■ **Data for the task**:
::::

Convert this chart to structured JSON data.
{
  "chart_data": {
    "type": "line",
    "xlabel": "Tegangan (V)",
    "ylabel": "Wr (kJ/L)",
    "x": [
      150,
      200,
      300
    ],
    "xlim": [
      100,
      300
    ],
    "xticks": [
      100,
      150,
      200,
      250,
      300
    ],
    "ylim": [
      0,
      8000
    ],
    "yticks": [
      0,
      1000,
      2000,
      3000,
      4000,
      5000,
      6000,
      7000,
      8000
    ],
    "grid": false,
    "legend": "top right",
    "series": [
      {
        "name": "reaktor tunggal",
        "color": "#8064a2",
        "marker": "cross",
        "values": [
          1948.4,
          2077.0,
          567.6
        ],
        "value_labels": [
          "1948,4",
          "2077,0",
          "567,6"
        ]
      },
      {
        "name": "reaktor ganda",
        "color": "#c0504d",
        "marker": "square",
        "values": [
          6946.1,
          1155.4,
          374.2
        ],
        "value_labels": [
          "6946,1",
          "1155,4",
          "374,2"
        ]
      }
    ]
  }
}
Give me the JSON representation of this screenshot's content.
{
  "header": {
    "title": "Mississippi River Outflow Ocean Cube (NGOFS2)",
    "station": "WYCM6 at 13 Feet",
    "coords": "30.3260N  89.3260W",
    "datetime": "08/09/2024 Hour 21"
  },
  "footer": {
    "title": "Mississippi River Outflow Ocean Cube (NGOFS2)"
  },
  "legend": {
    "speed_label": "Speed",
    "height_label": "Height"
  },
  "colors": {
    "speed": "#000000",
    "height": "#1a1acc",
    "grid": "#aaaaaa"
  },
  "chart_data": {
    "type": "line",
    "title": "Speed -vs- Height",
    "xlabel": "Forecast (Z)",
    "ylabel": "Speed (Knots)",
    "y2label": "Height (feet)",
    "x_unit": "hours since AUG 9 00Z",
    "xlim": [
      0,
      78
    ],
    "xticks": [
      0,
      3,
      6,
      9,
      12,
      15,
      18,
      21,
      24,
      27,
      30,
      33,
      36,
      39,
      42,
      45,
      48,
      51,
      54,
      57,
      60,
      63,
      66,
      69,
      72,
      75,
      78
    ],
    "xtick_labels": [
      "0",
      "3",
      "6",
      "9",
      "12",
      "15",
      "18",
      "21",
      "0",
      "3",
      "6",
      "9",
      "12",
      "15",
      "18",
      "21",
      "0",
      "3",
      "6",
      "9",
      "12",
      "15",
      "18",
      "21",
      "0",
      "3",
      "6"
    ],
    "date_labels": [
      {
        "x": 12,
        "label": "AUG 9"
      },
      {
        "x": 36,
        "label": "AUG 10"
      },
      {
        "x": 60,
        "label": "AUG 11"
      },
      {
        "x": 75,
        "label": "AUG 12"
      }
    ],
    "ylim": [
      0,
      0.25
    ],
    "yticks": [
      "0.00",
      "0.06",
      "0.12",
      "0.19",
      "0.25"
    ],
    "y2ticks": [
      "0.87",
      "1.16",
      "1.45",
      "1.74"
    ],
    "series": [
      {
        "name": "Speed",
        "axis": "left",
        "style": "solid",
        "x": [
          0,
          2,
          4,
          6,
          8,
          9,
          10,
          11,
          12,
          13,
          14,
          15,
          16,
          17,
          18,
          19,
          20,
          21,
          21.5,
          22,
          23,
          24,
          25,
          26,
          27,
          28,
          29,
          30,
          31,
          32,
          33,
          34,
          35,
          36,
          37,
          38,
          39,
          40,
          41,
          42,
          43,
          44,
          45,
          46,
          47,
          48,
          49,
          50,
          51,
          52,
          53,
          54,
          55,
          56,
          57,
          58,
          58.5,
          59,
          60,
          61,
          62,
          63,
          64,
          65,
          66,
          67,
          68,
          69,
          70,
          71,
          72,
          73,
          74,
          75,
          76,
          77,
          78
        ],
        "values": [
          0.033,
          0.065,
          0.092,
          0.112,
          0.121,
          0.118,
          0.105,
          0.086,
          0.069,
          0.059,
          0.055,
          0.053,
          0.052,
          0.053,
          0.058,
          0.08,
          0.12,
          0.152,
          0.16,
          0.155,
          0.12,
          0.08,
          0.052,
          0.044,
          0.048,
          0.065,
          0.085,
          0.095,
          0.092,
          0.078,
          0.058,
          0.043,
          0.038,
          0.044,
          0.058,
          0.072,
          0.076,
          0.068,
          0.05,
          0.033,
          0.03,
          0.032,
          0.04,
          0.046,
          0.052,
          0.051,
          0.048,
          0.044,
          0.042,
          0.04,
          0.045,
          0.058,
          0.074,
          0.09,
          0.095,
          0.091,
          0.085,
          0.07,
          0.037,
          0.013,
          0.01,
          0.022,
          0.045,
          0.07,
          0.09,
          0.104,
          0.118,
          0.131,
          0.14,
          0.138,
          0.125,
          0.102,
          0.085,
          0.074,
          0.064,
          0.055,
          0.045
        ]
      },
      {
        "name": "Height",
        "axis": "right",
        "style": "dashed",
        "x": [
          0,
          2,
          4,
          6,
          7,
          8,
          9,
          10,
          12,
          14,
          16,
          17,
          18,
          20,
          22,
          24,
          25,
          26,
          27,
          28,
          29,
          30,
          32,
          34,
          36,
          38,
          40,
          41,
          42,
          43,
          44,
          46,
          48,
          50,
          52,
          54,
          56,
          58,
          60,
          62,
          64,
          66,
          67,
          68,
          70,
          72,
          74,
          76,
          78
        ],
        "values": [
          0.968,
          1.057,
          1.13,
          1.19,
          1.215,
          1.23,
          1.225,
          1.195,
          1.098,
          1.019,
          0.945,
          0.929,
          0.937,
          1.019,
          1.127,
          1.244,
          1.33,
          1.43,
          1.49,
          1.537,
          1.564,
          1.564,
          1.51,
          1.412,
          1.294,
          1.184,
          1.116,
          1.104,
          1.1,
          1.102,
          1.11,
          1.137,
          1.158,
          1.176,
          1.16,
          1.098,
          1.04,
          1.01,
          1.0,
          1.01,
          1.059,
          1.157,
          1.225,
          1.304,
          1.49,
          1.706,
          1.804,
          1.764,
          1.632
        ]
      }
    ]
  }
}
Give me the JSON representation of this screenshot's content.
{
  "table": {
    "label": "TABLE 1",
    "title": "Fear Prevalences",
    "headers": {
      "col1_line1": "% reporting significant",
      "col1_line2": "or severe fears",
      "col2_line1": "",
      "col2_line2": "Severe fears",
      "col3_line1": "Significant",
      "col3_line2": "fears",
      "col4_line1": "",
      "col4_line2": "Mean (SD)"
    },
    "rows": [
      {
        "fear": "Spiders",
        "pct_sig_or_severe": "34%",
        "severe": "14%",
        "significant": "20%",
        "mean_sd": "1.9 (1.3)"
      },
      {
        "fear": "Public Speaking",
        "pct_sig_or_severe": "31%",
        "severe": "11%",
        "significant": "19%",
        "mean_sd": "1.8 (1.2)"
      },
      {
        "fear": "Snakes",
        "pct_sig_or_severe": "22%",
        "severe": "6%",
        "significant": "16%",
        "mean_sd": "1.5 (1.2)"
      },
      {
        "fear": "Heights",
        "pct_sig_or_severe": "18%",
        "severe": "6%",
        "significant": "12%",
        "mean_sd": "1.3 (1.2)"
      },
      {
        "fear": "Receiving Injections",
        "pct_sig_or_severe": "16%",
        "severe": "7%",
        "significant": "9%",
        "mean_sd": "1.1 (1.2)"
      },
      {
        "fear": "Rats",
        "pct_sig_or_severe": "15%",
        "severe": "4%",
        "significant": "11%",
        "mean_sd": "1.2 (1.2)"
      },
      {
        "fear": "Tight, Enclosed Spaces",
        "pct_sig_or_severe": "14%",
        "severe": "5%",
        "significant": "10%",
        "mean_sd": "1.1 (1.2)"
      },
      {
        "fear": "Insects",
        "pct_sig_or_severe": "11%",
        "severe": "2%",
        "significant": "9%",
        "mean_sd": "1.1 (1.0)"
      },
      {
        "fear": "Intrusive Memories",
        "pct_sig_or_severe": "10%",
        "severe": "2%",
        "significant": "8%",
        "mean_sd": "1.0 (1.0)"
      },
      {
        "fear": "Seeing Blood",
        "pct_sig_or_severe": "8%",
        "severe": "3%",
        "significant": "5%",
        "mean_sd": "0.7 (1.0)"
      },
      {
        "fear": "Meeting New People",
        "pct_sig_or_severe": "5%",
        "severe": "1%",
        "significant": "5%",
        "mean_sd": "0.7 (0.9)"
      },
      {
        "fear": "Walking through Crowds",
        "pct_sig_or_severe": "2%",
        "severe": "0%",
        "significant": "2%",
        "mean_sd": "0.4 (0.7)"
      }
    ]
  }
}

::::

■ **What the task asks**: Count the lines in the records above that hold the word "Cube", and give only that number.

■ **Exercise output**: 2